— START —

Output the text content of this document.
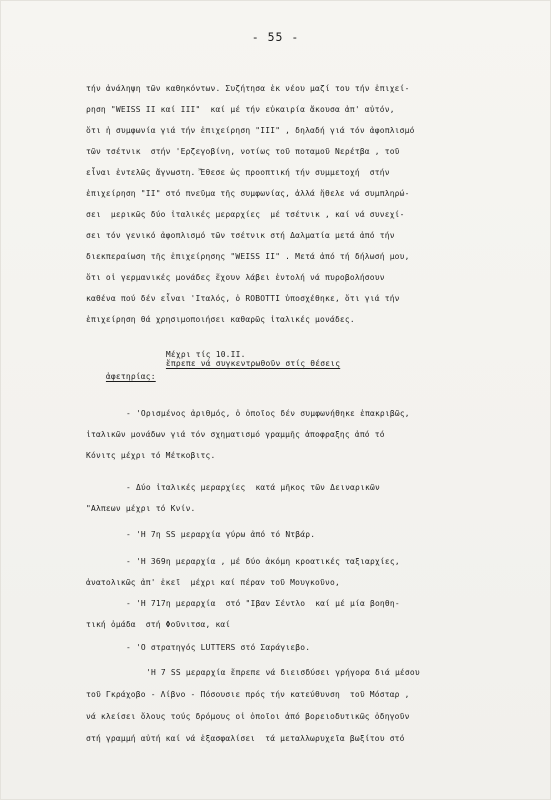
- 55 -
τήν ἀνάληψη τῶν καθηκόντων. Συζήτησα ἐκ νέου μαζί του τήν ἐπιχεί-
ρηση "WEISS II καί III"  καί μέ τήν εὐκαιρία ἄκουσα ἀπ' αὐτόν,
ὅτι ἡ συμφωνία γιά τήν ἐπιχείρηση "III" , δηλαδή γιά τόν ἀφοπλισμό
τῶν τσέτνικ  στήν 'Ερζεγοβίνη, νοτίως τοῦ ποταμοῦ Νερέτβα , τοῦ
εἶναι ἐντελῶς ἄγνωστη. Ἔθεσε ὡς προοπτική τήν συμμετοχή  στήν
ἐπιχείρηση "II" στό πνεῦμα τῆς συμφωνίας, ἀλλά ἤθελε νά συμπληρώ-
σει  μερικῶς δύο ἰταλικές μεραρχίες  μέ τσέτνικ , καί νά συνεχί-
σει τόν γενικό ἀφοπλισμό τῶν τσέτνικ στή Δαλματία μετά ἀπό τήν
διεκπεραίωση τῆς ἐπιχείρησης "WEISS II" . Μετά ἀπό τή δήλωσή μου,
ὅτι οἱ γερμανικές μονάδες ἔχουν λάβει ἐντολή νά πυροβολήσουν
καθένα πού δέν εἶναι 'Ιταλός, ὁ ROBOTTI ὑποσχέθηκε, ὅτι γιά τήν
ἐπιχείρηση θά χρησιμοποιήσει καθαρῶς ἰταλικές μονάδες.

Μέχρι τίς 10.II.
ἔπρεπε νά συγκεντρωθοῦν στίς θέσεις

ἀφετηρίας:

- 'Ορισμένος ἀριθμός, ὁ ὁποῖος δέν συμφωνήθηκε ἐπακριβῶς,
ἰταλικῶν μονάδων γιά τόν σχηματισμό γραμμῆς ἀποφραξης ἀπό τό
Κόνιτς μέχρι τό Μέτκοβιτς.
- Δύο ἰταλικές μεραρχίες  κατά μῆκος τῶν Δειναρικῶν
"Αλπεων μέχρι τό Κνίν.
- 'Η 7η SS μεραρχία γύρω ἀπό τό Ντβάρ.
- 'Η 369η μεραρχία , μέ δύο ἀκόμη κροατικές ταξιαρχίες,
ἀνατολικῶς ἀπ' ἐκεῖ  μέχρι καί πέραν τοῦ Μουγκοῦνο,
- 'Η 717η μεραρχία  στό "Ιβαν Σέντλο  καί μέ μία βοηθη-
τική ὁμάδα  στή Φοῦνιτσα, καί
- 'Ο στρατηγός LUTTERS στό Σαράγιεβο.
'Η 7 SS μεραρχία ἔπρεπε νά διεισδύσει γρήγορα διά μέσου
τοῦ Γκράχοβο - Λίβνο - Πόσουσιε πρός τήν κατεύθυνση  τοῦ Μόσταρ ,
νά κλείσει ὅλους τούς δρόμους οἱ ὁποῖοι ἀπό βορειοδυτικῶς ὁδηγοῦν
στή γραμμή αὐτή καί νά ἐξασφαλίσει  τά μεταλλωρυχεῖα βωξίτου στό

— END —

Copy whichever lines in the listing above contain the word "μεραρχίες".

• [Finished task]:
σει  μερικῶς δύο ἰταλικές μεραρχίες  μέ τσέτνικ , καί νά συνεχί-
- Δύο ἰταλικές μεραρχίες  κατά μῆκος τῶν Δειναρικῶν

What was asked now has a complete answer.